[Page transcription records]

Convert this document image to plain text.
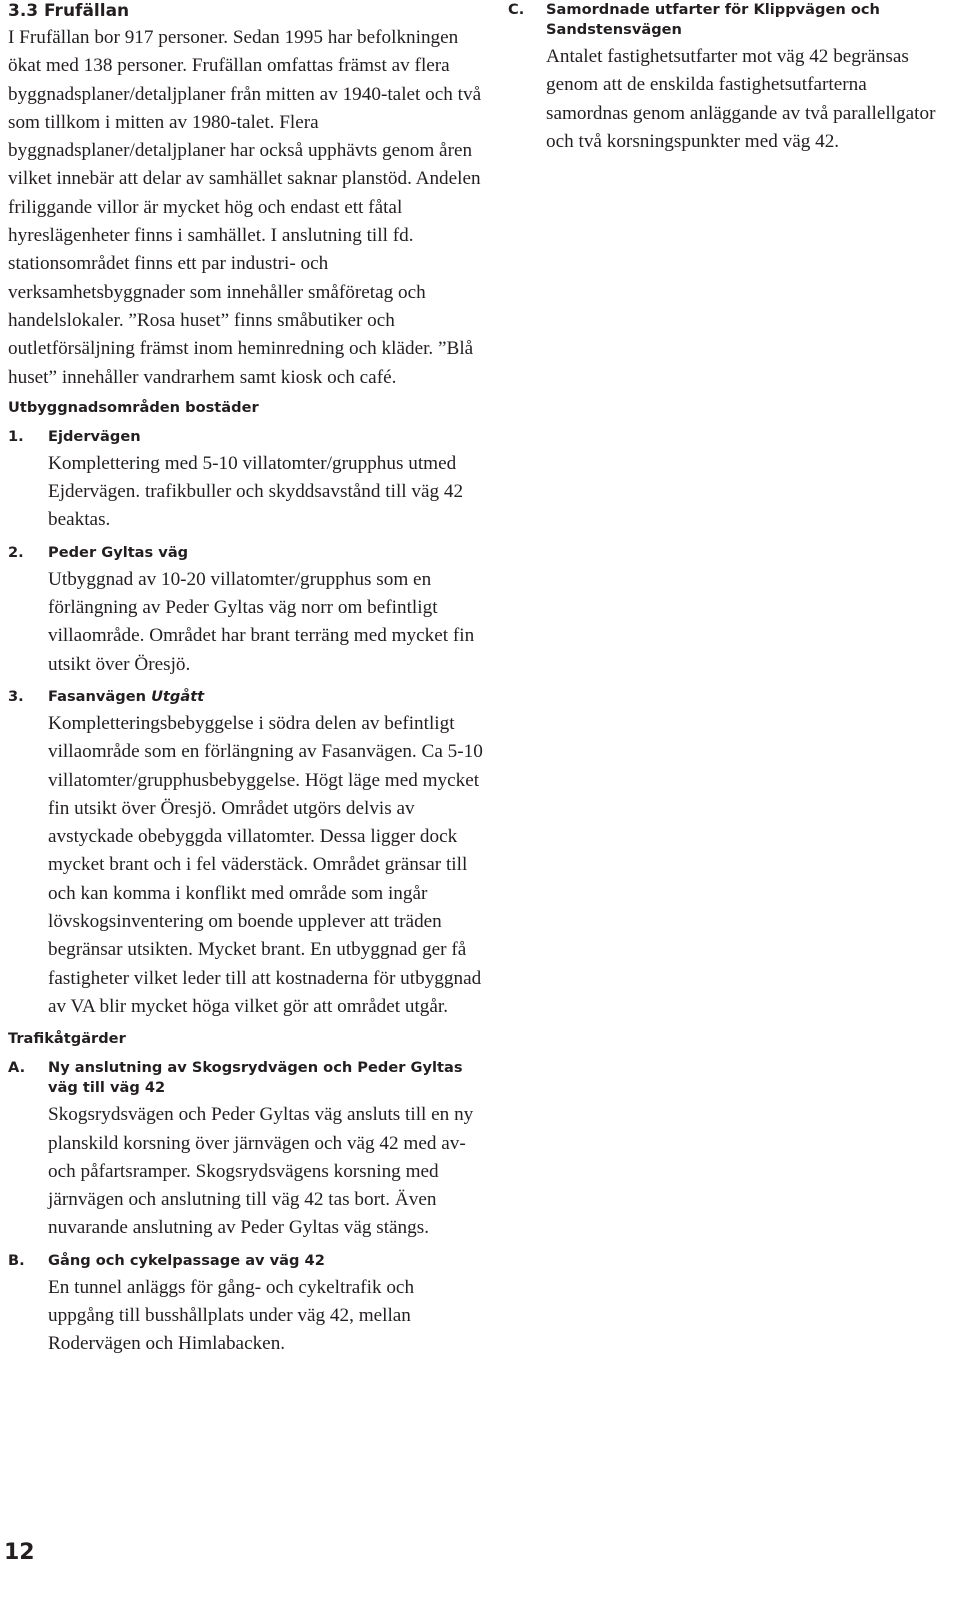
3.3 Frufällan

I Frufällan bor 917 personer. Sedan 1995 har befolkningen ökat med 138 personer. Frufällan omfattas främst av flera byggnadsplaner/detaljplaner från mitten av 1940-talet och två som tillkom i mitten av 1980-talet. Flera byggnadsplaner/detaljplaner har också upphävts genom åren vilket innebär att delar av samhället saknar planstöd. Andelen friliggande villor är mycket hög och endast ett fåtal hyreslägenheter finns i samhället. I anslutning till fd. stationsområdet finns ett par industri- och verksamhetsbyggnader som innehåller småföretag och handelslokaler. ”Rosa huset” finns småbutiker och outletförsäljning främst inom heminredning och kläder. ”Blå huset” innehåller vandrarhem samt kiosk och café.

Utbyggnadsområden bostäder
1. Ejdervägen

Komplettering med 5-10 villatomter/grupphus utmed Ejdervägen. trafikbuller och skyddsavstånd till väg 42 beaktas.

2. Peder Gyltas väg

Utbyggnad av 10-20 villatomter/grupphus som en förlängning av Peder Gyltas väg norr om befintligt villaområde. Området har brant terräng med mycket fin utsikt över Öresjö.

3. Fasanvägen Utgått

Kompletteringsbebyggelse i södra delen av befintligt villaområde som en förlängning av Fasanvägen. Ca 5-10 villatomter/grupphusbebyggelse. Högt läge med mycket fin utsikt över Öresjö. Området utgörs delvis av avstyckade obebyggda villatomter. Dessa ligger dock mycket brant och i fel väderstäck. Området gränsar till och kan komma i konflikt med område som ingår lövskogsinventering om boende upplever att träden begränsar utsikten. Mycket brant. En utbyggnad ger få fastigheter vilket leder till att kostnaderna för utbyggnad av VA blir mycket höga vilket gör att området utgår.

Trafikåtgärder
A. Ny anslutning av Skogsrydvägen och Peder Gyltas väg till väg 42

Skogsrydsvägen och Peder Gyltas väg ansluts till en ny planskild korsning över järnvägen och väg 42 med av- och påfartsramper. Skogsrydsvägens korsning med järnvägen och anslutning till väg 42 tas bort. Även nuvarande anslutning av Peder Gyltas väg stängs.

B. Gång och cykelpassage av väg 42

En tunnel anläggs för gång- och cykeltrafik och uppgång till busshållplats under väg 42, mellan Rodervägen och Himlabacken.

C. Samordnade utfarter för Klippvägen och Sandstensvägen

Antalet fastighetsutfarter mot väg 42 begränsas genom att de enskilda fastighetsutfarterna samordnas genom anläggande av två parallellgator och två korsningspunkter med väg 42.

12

**ASSIGNED TASK**
Apart from the pictures, every line above must be repeated exactly.

**RESULT OF THIS TASK**
Convert this document image to plain text.
3.3 Frufällan

I Frufällan bor 917 personer. Sedan 1995 har befolkningen ökat med 138 personer. Frufällan omfattas främst av flera byggnadsplaner/detaljplaner från mitten av 1940-talet och två som tillkom i mitten av 1980-talet. Flera byggnadsplaner/detaljplaner har också upphävts genom åren vilket innebär att delar av samhället saknar planstöd. Andelen friliggande villor är mycket hög och endast ett fåtal hyreslägenheter finns i samhället. I anslutning till fd. stationsområdet finns ett par industri- och verksamhetsbyggnader som innehåller småföretag och handelslokaler. ”Rosa huset” finns småbutiker och outletförsäljning främst inom heminredning och kläder. ”Blå huset” innehåller vandrarhem samt kiosk och café.

Utbyggnadsområden bostäder
1. Ejdervägen

Komplettering med 5-10 villatomter/grupphus utmed Ejdervägen. trafikbuller och skyddsavstånd till väg 42 beaktas.

2. Peder Gyltas väg

Utbyggnad av 10-20 villatomter/grupphus som en förlängning av Peder Gyltas väg norr om befintligt villaområde. Området har brant terräng med mycket fin utsikt över Öresjö.

3. Fasanvägen Utgått

Kompletteringsbebyggelse i södra delen av befintligt villaområde som en förlängning av Fasanvägen. Ca 5-10 villatomter/grupphusbebyggelse. Högt läge med mycket fin utsikt över Öresjö. Området utgörs delvis av avstyckade obebyggda villatomter. Dessa ligger dock mycket brant och i fel väderstäck. Området gränsar till och kan komma i konflikt med område som ingår lövskogsinventering om boende upplever att träden begränsar utsikten. Mycket brant. En utbyggnad ger få fastigheter vilket leder till att kostnaderna för utbyggnad av VA blir mycket höga vilket gör att området utgår.

Trafikåtgärder
A. Ny anslutning av Skogsrydvägen och Peder Gyltas väg till väg 42

Skogsrydsvägen och Peder Gyltas väg ansluts till en ny planskild korsning över järnvägen och väg 42 med av- och påfartsramper. Skogsrydsvägens korsning med järnvägen och anslutning till väg 42 tas bort. Även nuvarande anslutning av Peder Gyltas väg stängs.

B. Gång och cykelpassage av väg 42

En tunnel anläggs för gång- och cykeltrafik och uppgång till busshållplats under väg 42, mellan Rodervägen och Himlabacken.

C. Samordnade utfarter för Klippvägen och Sandstensvägen

Antalet fastighetsutfarter mot väg 42 begränsas genom att de enskilda fastighetsutfarterna samordnas genom anläggande av två parallellgator och två korsningspunkter med väg 42.

12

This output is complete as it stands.